§ **Given task**: Render every line of the data below as a JSON list of strings, one string for each line, and leave out any blank lines.

— START OF Material to process —

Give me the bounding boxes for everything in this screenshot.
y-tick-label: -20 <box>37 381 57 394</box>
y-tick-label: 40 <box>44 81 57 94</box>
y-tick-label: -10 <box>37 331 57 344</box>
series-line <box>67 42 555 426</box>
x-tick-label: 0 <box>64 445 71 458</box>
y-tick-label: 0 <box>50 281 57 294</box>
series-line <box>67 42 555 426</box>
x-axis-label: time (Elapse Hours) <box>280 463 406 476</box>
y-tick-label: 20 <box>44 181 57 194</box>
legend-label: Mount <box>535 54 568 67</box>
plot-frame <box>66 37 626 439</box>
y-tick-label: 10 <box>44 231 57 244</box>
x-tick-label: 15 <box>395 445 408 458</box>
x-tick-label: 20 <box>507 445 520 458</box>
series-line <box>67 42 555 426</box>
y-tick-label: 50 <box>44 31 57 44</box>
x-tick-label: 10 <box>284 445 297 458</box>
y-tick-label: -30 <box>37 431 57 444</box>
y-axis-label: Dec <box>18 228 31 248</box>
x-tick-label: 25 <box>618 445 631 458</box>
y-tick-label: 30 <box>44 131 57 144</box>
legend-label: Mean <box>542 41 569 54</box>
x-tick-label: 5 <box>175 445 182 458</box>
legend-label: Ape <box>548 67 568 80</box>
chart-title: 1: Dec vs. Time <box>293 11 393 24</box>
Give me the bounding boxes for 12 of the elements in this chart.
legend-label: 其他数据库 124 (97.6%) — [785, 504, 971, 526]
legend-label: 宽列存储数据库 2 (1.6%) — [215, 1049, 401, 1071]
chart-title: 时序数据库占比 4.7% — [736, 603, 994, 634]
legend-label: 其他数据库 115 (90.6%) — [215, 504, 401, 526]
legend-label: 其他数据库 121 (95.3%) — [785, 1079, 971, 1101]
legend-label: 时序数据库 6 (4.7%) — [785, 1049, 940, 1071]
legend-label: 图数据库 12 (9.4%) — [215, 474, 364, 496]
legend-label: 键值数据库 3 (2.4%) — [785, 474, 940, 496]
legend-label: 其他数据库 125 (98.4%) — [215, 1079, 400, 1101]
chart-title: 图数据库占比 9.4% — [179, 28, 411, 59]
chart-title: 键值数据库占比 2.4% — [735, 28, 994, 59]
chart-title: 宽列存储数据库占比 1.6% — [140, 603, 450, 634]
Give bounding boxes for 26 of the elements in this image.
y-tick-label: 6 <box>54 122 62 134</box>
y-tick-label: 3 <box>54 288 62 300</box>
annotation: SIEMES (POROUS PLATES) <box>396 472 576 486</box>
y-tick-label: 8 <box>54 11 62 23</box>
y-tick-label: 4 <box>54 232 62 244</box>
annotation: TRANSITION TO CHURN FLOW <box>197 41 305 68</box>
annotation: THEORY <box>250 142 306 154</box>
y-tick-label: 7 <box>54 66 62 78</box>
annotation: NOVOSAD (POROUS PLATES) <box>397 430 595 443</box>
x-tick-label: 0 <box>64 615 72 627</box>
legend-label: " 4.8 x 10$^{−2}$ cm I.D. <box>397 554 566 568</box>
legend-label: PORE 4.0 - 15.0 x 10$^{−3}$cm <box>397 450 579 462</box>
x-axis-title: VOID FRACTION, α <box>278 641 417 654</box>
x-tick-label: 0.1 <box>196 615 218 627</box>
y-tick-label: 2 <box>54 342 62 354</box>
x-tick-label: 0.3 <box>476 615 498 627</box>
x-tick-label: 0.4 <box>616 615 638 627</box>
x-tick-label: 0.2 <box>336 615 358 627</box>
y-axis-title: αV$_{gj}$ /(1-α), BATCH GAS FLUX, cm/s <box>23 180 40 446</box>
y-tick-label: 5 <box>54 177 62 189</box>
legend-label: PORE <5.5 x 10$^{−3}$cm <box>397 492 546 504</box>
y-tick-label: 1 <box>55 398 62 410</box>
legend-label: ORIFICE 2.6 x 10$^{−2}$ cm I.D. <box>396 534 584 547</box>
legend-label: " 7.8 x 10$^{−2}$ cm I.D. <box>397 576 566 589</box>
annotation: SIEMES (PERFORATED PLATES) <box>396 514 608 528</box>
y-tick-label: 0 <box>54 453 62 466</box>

— END OF Material to process —

§ **Task solution**:
[
  "Give me the bounding boxes for everything in this screenshot.",
  "y-tick-label: -20 <box>37 381 57 394</box>",
  "y-tick-label: 40 <box>44 81 57 94</box>",
  "y-tick-label: -10 <box>37 331 57 344</box>",
  "series-line <box>67 42 555 426</box>",
  "x-tick-label: 0 <box>64 445 71 458</box>",
  "y-tick-label: 0 <box>50 281 57 294</box>",
  "series-line <box>67 42 555 426</box>",
  "x-axis-label: time (Elapse Hours) <box>280 463 406 476</box>",
  "y-tick-label: 20 <box>44 181 57 194</box>",
  "legend-label: Mount <box>535 54 568 67</box>",
  "plot-frame <box>66 37 626 439</box>",
  "y-tick-label: 10 <box>44 231 57 244</box>",
  "x-tick-label: 15 <box>395 445 408 458</box>",
  "x-tick-label: 20 <box>507 445 520 458</box>",
  "series-line <box>67 42 555 426</box>",
  "y-tick-label: 50 <box>44 31 57 44</box>",
  "x-tick-label: 10 <box>284 445 297 458</box>",
  "y-tick-label: -30 <box>37 431 57 444</box>",
  "y-axis-label: Dec <box>18 228 31 248</box>",
  "x-tick-label: 25 <box>618 445 631 458</box>",
  "y-tick-label: 30 <box>44 131 57 144</box>",
  "legend-label: Mean <box>542 41 569 54</box>",
  "x-tick-label: 5 <box>175 445 182 458</box>",
  "legend-label: Ape <box>548 67 568 80</box>",
  "chart-title: 1: Dec vs. Time <box>293 11 393 24</box>",
  "Give me the bounding boxes for 12 of the elements in this chart.",
  "legend-label: 其他数据库 124 (97.6%) — [785, 504, 971, 526]",
  "legend-label: 宽列存储数据库 2 (1.6%) — [215, 1049, 401, 1071]",
  "chart-title: 时序数据库占比 4.7% — [736, 603, 994, 634]",
  "legend-label: 其他数据库 115 (90.6%) — [215, 504, 401, 526]",
  "legend-label: 其他数据库 121 (95.3%) — [785, 1079, 971, 1101]",
  "legend-label: 时序数据库 6 (4.7%) — [785, 1049, 940, 1071]",
  "legend-label: 图数据库 12 (9.4%) — [215, 474, 364, 496]",
  "legend-label: 键值数据库 3 (2.4%) — [785, 474, 940, 496]",
  "legend-label: 其他数据库 125 (98.4%) — [215, 1079, 400, 1101]",
  "chart-title: 图数据库占比 9.4% — [179, 28, 411, 59]",
  "chart-title: 键值数据库占比 2.4% — [735, 28, 994, 59]",
  "chart-title: 宽列存储数据库占比 1.6% — [140, 603, 450, 634]",
  "Give bounding boxes for 26 of the elements in this image.",
  "y-tick-label: 6 <box>54 122 62 134</box>",
  "y-tick-label: 3 <box>54 288 62 300</box>",
  "annotation: SIEMES (POROUS PLATES) <box>396 472 576 486</box>",
  "y-tick-label: 8 <box>54 11 62 23</box>",
  "y-tick-label: 4 <box>54 232 62 244</box>",
  "annotation: TRANSITION TO CHURN FLOW <box>197 41 305 68</box>",
  "annotation: THEORY <box>250 142 306 154</box>",
  "y-tick-label: 7 <box>54 66 62 78</box>",
  "annotation: NOVOSAD (POROUS PLATES) <box>397 430 595 443</box>",
  "x-tick-label: 0 <box>64 615 72 627</box>",
  "legend-label: \" 4.8 x 10$^{−2}$ cm I.D. <box>397 554 566 568</box>",
  "legend-label: PORE 4.0 - 15.0 x 10$^{−3}$cm <box>397 450 579 462</box>",
  "x-axis-title: VOID FRACTION, α <box>278 641 417 654</box>",
  "x-tick-label: 0.1 <box>196 615 218 627</box>",
  "y-tick-label: 2 <box>54 342 62 354</box>",
  "x-tick-label: 0.3 <box>476 615 498 627</box>",
  "x-tick-label: 0.4 <box>616 615 638 627</box>",
  "x-tick-label: 0.2 <box>336 615 358 627</box>",
  "y-axis-title: αV$_{gj}$ /(1-α), BATCH GAS FLUX, cm/s <box>23 180 40 446</box>",
  "y-tick-label: 5 <box>54 177 62 189</box>",
  "legend-label: PORE <5.5 x 10$^{−3}$cm <box>397 492 546 504</box>",
  "y-tick-label: 1 <box>55 398 62 410</box>",
  "legend-label: ORIFICE 2.6 x 10$^{−2}$ cm I.D. <box>396 534 584 547</box>",
  "legend-label: \" 7.8 x 10$^{−2}$ cm I.D. <box>397 576 566 589</box>",
  "annotation: SIEMES (PERFORATED PLATES) <box>396 514 608 528</box>",
  "y-tick-label: 0 <box>54 453 62 466</box>"
]